[Data shown]
++++++++

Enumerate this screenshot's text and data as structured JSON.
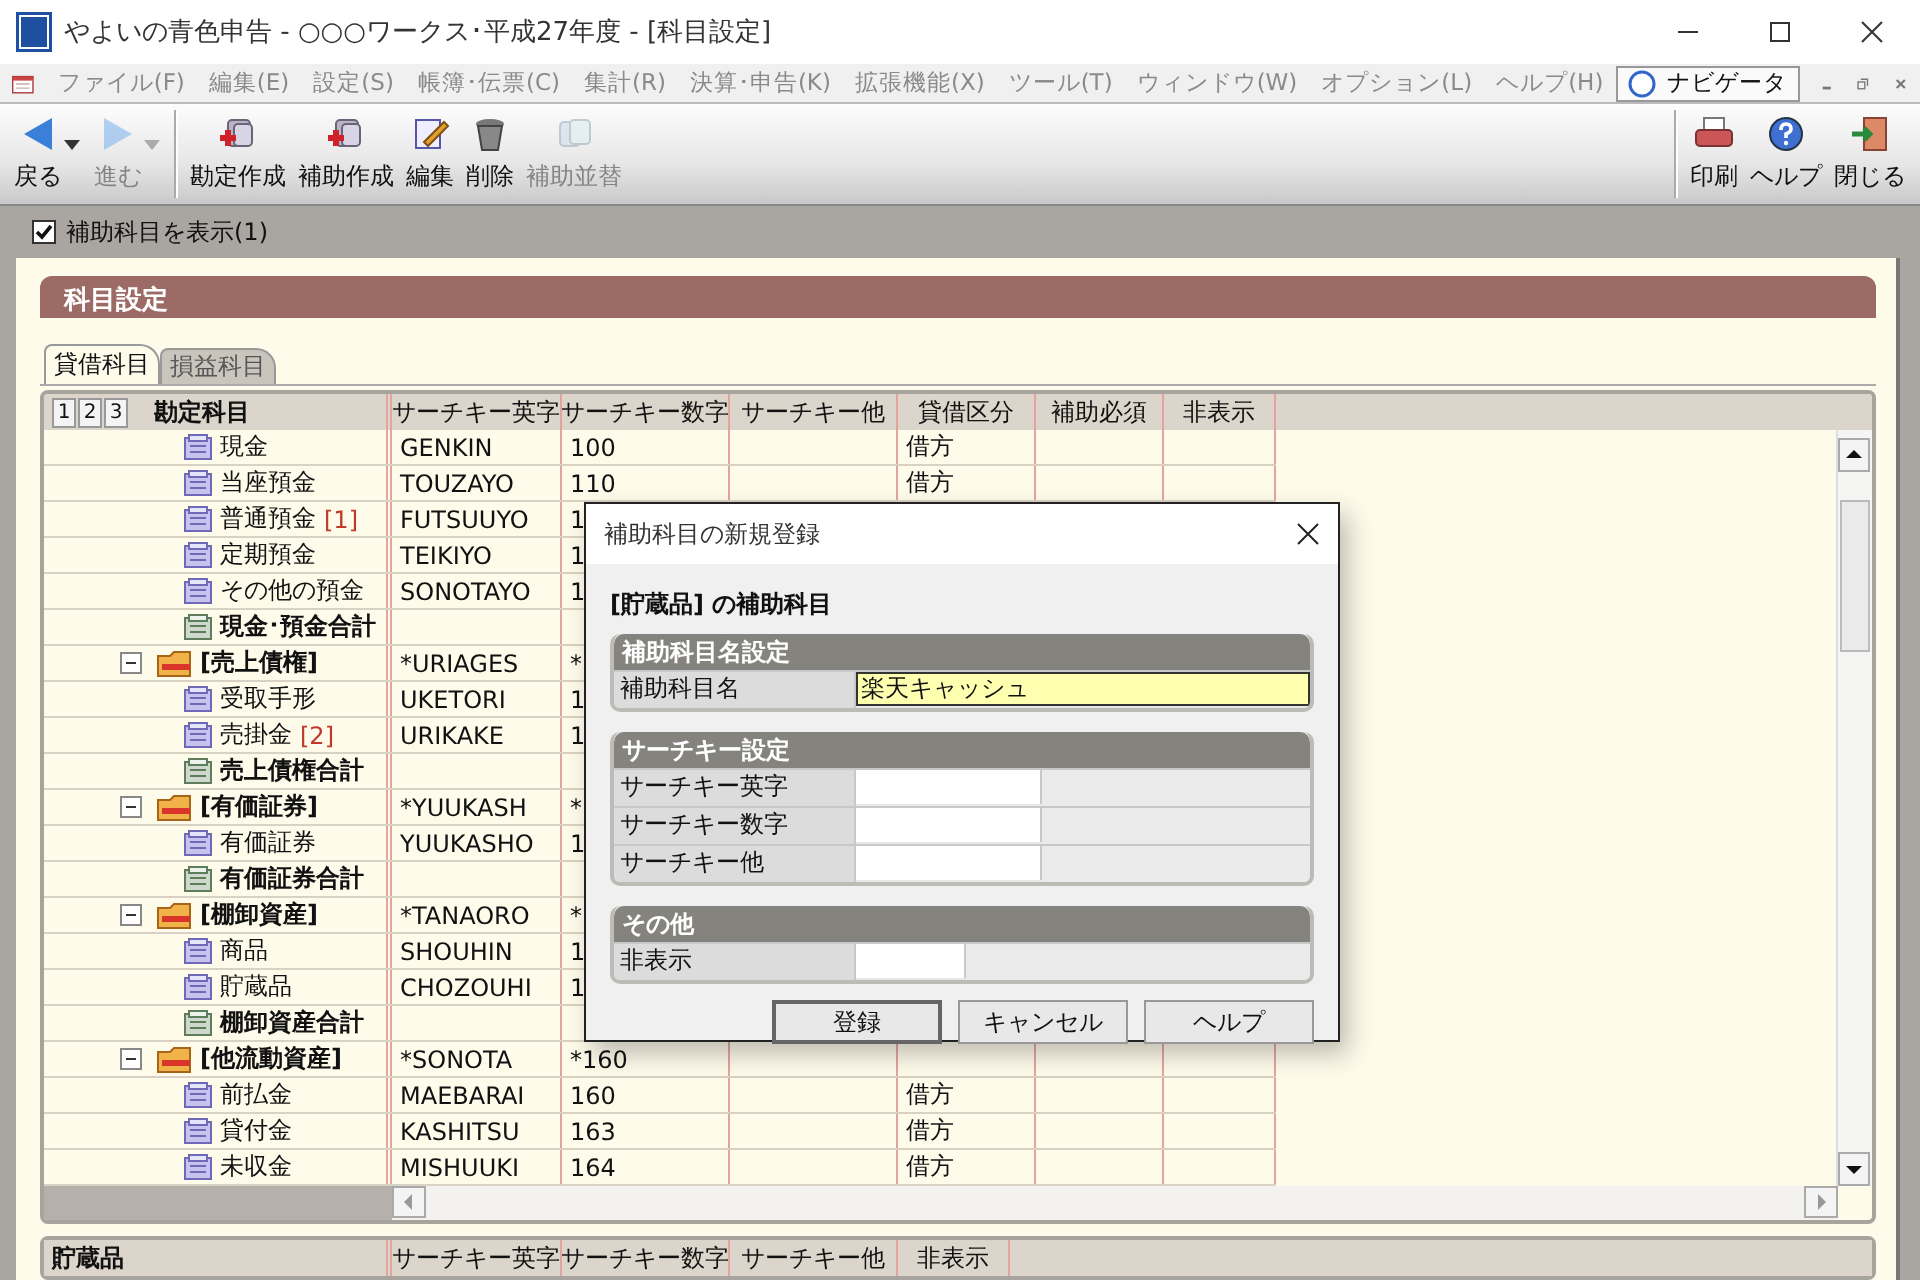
{
  "window": {
    "title": "やよいの青色申告 - ○○○ワークス･平成27年度 - [科目設定]"
  },
  "menu": [
    "ファイル(F)",
    "編集(E)",
    "設定(S)",
    "帳簿･伝票(C)",
    "集計(R)",
    "決算･申告(K)",
    "拡張機能(X)",
    "ツール(T)",
    "ウィンドウ(W)",
    "オプション(L)",
    "ヘルプ(H)"
  ],
  "navigator": {
    "label": "ナビゲータ"
  },
  "toolbar": {
    "nav": [
      {
        "label": "戻る",
        "disabled": false
      },
      {
        "label": "進む",
        "disabled": true
      }
    ],
    "actions": [
      {
        "label": "勘定作成",
        "disabled": false
      },
      {
        "label": "補助作成",
        "disabled": false
      },
      {
        "label": "編集",
        "disabled": false
      },
      {
        "label": "削除",
        "disabled": false
      },
      {
        "label": "補助並替",
        "disabled": true
      }
    ],
    "right": [
      {
        "label": "印刷",
        "disabled": false
      },
      {
        "label": "ヘルプ",
        "disabled": false
      },
      {
        "label": "閉じる",
        "disabled": false
      }
    ]
  },
  "show_sub_accounts": {
    "label": "補助科目を表示(1)",
    "checked": true
  },
  "heading": "科目設定",
  "tabs": [
    {
      "label": "貸借科目",
      "selected": true
    },
    {
      "label": "損益科目",
      "selected": false
    }
  ],
  "grid": {
    "levels": [
      "1",
      "2",
      "3"
    ],
    "columns": [
      "勘定科目",
      "サーチキー英字",
      "サーチキー数字",
      "サーチキー他",
      "貸借区分",
      "補助必須",
      "非表示"
    ],
    "rows": [
      {
        "kind": "account",
        "name": "現金",
        "en": "GENKIN",
        "num": "100",
        "dc": "借方"
      },
      {
        "kind": "account",
        "name": "当座預金",
        "en": "TOUZAYO",
        "num": "110",
        "dc": "借方"
      },
      {
        "kind": "account",
        "name": "普通預金",
        "count": "[1]",
        "en": "FUTSUUYO",
        "num": "1"
      },
      {
        "kind": "account",
        "name": "定期預金",
        "en": "TEIKIYO",
        "num": "1"
      },
      {
        "kind": "account",
        "name": "その他の預金",
        "en": "SONOTAYO",
        "num": "1"
      },
      {
        "kind": "total",
        "name": "現金･預金合計"
      },
      {
        "kind": "group",
        "name": "[売上債権]",
        "en": "*URIAGES",
        "num": "*",
        "expanded": true,
        "children": [
          {
            "kind": "account",
            "name": "受取手形",
            "en": "UKETORI",
            "num": "1"
          },
          {
            "kind": "account",
            "name": "売掛金",
            "count": "[2]",
            "en": "URIKAKE",
            "num": "1"
          },
          {
            "kind": "total",
            "name": "売上債権合計"
          }
        ]
      },
      {
        "kind": "group",
        "name": "[有価証券]",
        "en": "*YUUKASH",
        "num": "*",
        "expanded": true,
        "children": [
          {
            "kind": "account",
            "name": "有価証券",
            "en": "YUUKASHO",
            "num": "1"
          },
          {
            "kind": "total",
            "name": "有価証券合計"
          }
        ]
      },
      {
        "kind": "group",
        "name": "[棚卸資産]",
        "en": "*TANAORO",
        "num": "*",
        "expanded": true,
        "children": [
          {
            "kind": "account",
            "name": "商品",
            "en": "SHOUHIN",
            "num": "1"
          },
          {
            "kind": "account",
            "name": "貯蔵品",
            "en": "CHOZOUHI",
            "num": "1"
          },
          {
            "kind": "total",
            "name": "棚卸資産合計"
          }
        ]
      },
      {
        "kind": "group",
        "name": "[他流動資産]",
        "en": "*SONOTA",
        "num": "*160",
        "expanded": true,
        "children": [
          {
            "kind": "account",
            "name": "前払金",
            "en": "MAEBARAI",
            "num": "160",
            "dc": "借方"
          },
          {
            "kind": "account",
            "name": "貸付金",
            "en": "KASHITSU",
            "num": "163",
            "dc": "借方"
          },
          {
            "kind": "account",
            "name": "未収金",
            "en": "MISHUUKI",
            "num": "164",
            "dc": "借方"
          }
        ]
      }
    ]
  },
  "second_grid": {
    "columns": [
      "貯蔵品",
      "サーチキー英字",
      "サーチキー数字",
      "サーチキー他",
      "非表示"
    ]
  },
  "dialog": {
    "title": "補助科目の新規登録",
    "heading": "[貯蔵品] の補助科目",
    "sections": [
      {
        "title": "補助科目名設定",
        "fields": [
          {
            "label": "補助科目名",
            "kind": "name",
            "value": "楽天キャッシュ",
            "focused": true
          }
        ]
      },
      {
        "title": "サーチキー設定",
        "fields": [
          {
            "label": "サーチキー英字",
            "kind": "key",
            "focused": false
          },
          {
            "label": "サーチキー数字",
            "kind": "key",
            "focused": false
          },
          {
            "label": "サーチキー他",
            "kind": "key",
            "focused": false
          }
        ]
      },
      {
        "title": "その他",
        "fields": [
          {
            "label": "非表示",
            "kind": "flag",
            "focused": false
          }
        ]
      }
    ],
    "buttons": [
      {
        "label": "登録",
        "default": true
      },
      {
        "label": "キャンセル",
        "default": false
      },
      {
        "label": "ヘルプ",
        "default": false
      }
    ]
  }
}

++++++++

Reproduce the entries above exactly. Do not include the images.

[Written solution]
Enumerate this screenshot's text and data as structured JSON.
{
  "window": {
    "title": "やよいの青色申告 - ○○○ワークス･平成27年度 - [科目設定]"
  },
  "menu": [
    "ファイル(F)",
    "編集(E)",
    "設定(S)",
    "帳簿･伝票(C)",
    "集計(R)",
    "決算･申告(K)",
    "拡張機能(X)",
    "ツール(T)",
    "ウィンドウ(W)",
    "オプション(L)",
    "ヘルプ(H)"
  ],
  "navigator": {
    "label": "ナビゲータ"
  },
  "toolbar": {
    "nav": [
      {
        "label": "戻る",
        "disabled": false
      },
      {
        "label": "進む",
        "disabled": true
      }
    ],
    "actions": [
      {
        "label": "勘定作成",
        "disabled": false
      },
      {
        "label": "補助作成",
        "disabled": false
      },
      {
        "label": "編集",
        "disabled": false
      },
      {
        "label": "削除",
        "disabled": false
      },
      {
        "label": "補助並替",
        "disabled": true
      }
    ],
    "right": [
      {
        "label": "印刷",
        "disabled": false
      },
      {
        "label": "ヘルプ",
        "disabled": false
      },
      {
        "label": "閉じる",
        "disabled": false
      }
    ]
  },
  "show_sub_accounts": {
    "label": "補助科目を表示(1)",
    "checked": true
  },
  "heading": "科目設定",
  "tabs": [
    {
      "label": "貸借科目",
      "selected": true
    },
    {
      "label": "損益科目",
      "selected": false
    }
  ],
  "grid": {
    "levels": [
      "1",
      "2",
      "3"
    ],
    "columns": [
      "勘定科目",
      "サーチキー英字",
      "サーチキー数字",
      "サーチキー他",
      "貸借区分",
      "補助必須",
      "非表示"
    ],
    "rows": [
      {
        "kind": "account",
        "name": "現金",
        "en": "GENKIN",
        "num": "100",
        "dc": "借方"
      },
      {
        "kind": "account",
        "name": "当座預金",
        "en": "TOUZAYO",
        "num": "110",
        "dc": "借方"
      },
      {
        "kind": "account",
        "name": "普通預金",
        "count": "[1]",
        "en": "FUTSUUYO",
        "num": "1"
      },
      {
        "kind": "account",
        "name": "定期預金",
        "en": "TEIKIYO",
        "num": "1"
      },
      {
        "kind": "account",
        "name": "その他の預金",
        "en": "SONOTAYO",
        "num": "1"
      },
      {
        "kind": "total",
        "name": "現金･預金合計"
      },
      {
        "kind": "group",
        "name": "[売上債権]",
        "en": "*URIAGES",
        "num": "*",
        "expanded": true,
        "children": [
          {
            "kind": "account",
            "name": "受取手形",
            "en": "UKETORI",
            "num": "1"
          },
          {
            "kind": "account",
            "name": "売掛金",
            "count": "[2]",
            "en": "URIKAKE",
            "num": "1"
          },
          {
            "kind": "total",
            "name": "売上債権合計"
          }
        ]
      },
      {
        "kind": "group",
        "name": "[有価証券]",
        "en": "*YUUKASH",
        "num": "*",
        "expanded": true,
        "children": [
          {
            "kind": "account",
            "name": "有価証券",
            "en": "YUUKASHO",
            "num": "1"
          },
          {
            "kind": "total",
            "name": "有価証券合計"
          }
        ]
      },
      {
        "kind": "group",
        "name": "[棚卸資産]",
        "en": "*TANAORO",
        "num": "*",
        "expanded": true,
        "children": [
          {
            "kind": "account",
            "name": "商品",
            "en": "SHOUHIN",
            "num": "1"
          },
          {
            "kind": "account",
            "name": "貯蔵品",
            "en": "CHOZOUHI",
            "num": "1"
          },
          {
            "kind": "total",
            "name": "棚卸資産合計"
          }
        ]
      },
      {
        "kind": "group",
        "name": "[他流動資産]",
        "en": "*SONOTA",
        "num": "*160",
        "expanded": true,
        "children": [
          {
            "kind": "account",
            "name": "前払金",
            "en": "MAEBARAI",
            "num": "160",
            "dc": "借方"
          },
          {
            "kind": "account",
            "name": "貸付金",
            "en": "KASHITSU",
            "num": "163",
            "dc": "借方"
          },
          {
            "kind": "account",
            "name": "未収金",
            "en": "MISHUUKI",
            "num": "164",
            "dc": "借方"
          }
        ]
      }
    ]
  },
  "second_grid": {
    "columns": [
      "貯蔵品",
      "サーチキー英字",
      "サーチキー数字",
      "サーチキー他",
      "非表示"
    ]
  },
  "dialog": {
    "title": "補助科目の新規登録",
    "heading": "[貯蔵品] の補助科目",
    "sections": [
      {
        "title": "補助科目名設定",
        "fields": [
          {
            "label": "補助科目名",
            "kind": "name",
            "value": "楽天キャッシュ",
            "focused": true
          }
        ]
      },
      {
        "title": "サーチキー設定",
        "fields": [
          {
            "label": "サーチキー英字",
            "kind": "key",
            "focused": false
          },
          {
            "label": "サーチキー数字",
            "kind": "key",
            "focused": false
          },
          {
            "label": "サーチキー他",
            "kind": "key",
            "focused": false
          }
        ]
      },
      {
        "title": "その他",
        "fields": [
          {
            "label": "非表示",
            "kind": "flag",
            "focused": false
          }
        ]
      }
    ],
    "buttons": [
      {
        "label": "登録",
        "default": true
      },
      {
        "label": "キャンセル",
        "default": false
      },
      {
        "label": "ヘルプ",
        "default": false
      }
    ]
  }
}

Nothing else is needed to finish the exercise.